* Records
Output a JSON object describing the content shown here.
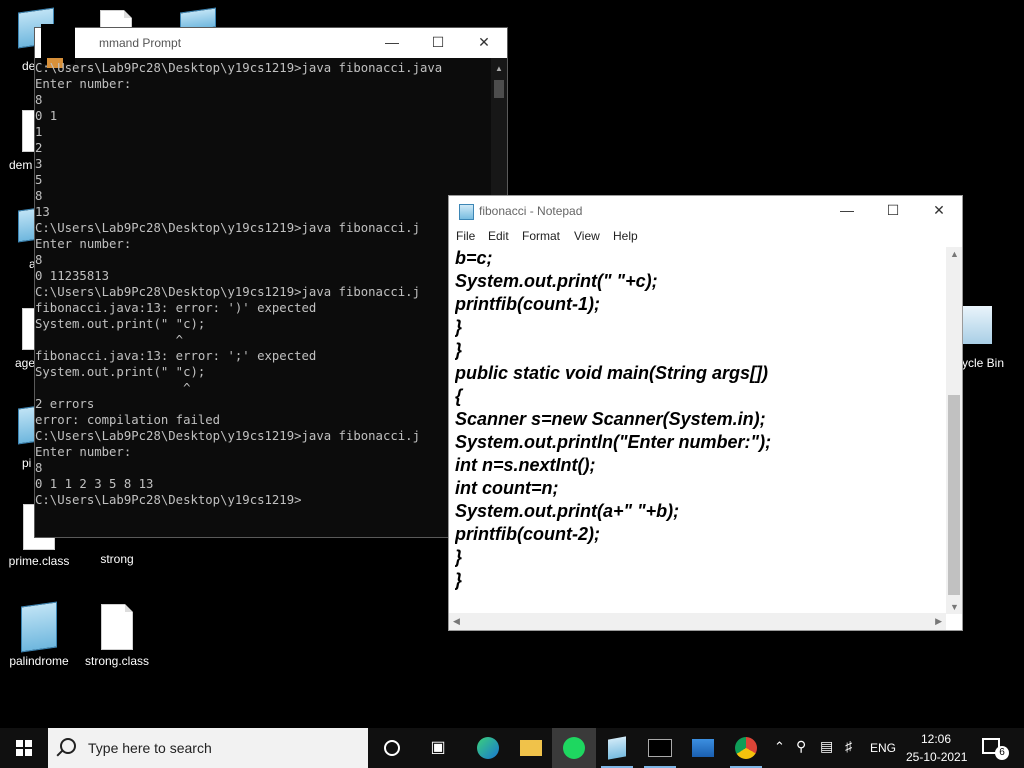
{
  "desktop": {
    "icons": [
      {
        "label": "prime.class"
      },
      {
        "label": "strong"
      },
      {
        "label": "palindrome"
      },
      {
        "label": "strong.class"
      }
    ],
    "partial_labels": [
      "de",
      "dem",
      "a",
      "age",
      "pi",
      "ycle Bin"
    ]
  },
  "cmd": {
    "title": "mmand Prompt",
    "lines": [
      "C:\\Users\\Lab9Pc28\\Desktop\\y19cs1219>java fibonacci.java",
      "Enter number:",
      "8",
      "0 1",
      "1",
      "2",
      "3",
      "5",
      "8",
      "13",
      "",
      "C:\\Users\\Lab9Pc28\\Desktop\\y19cs1219>java fibonacci.j",
      "Enter number:",
      "8",
      "0 11235813",
      "C:\\Users\\Lab9Pc28\\Desktop\\y19cs1219>java fibonacci.j",
      "fibonacci.java:13: error: ')' expected",
      "System.out.print(\" \"c);",
      "                   ^",
      "fibonacci.java:13: error: ';' expected",
      "System.out.print(\" \"c);",
      "                    ^",
      "2 errors",
      "error: compilation failed",
      "",
      "C:\\Users\\Lab9Pc28\\Desktop\\y19cs1219>java fibonacci.j",
      "Enter number:",
      "8",
      "0 1 1 2 3 5 8 13",
      "C:\\Users\\Lab9Pc28\\Desktop\\y19cs1219>"
    ]
  },
  "notepad": {
    "title": "fibonacci - Notepad",
    "menu": [
      "File",
      "Edit",
      "Format",
      "View",
      "Help"
    ],
    "lines": [
      "b=c;",
      "System.out.print(\" \"+c);",
      "printfib(count-1);",
      "}",
      "}",
      "public static void main(String args[])",
      "{",
      "Scanner s=new Scanner(System.in);",
      "System.out.println(\"Enter number:\");",
      "int n=s.nextInt();",
      "int count=n;",
      "System.out.print(a+\" \"+b);",
      "printfib(count-2);",
      "}",
      "}"
    ]
  },
  "taskbar": {
    "search_placeholder": "Type here to search",
    "language": "ENG",
    "time": "12:06",
    "date": "25-10-2021",
    "notification_count": "6"
  }
}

* What the task asks
Which lines above contain the word "title"? Copy each of them.

* Solved exercise
    "title": "mmand Prompt",
    "title": "fibonacci - Notepad",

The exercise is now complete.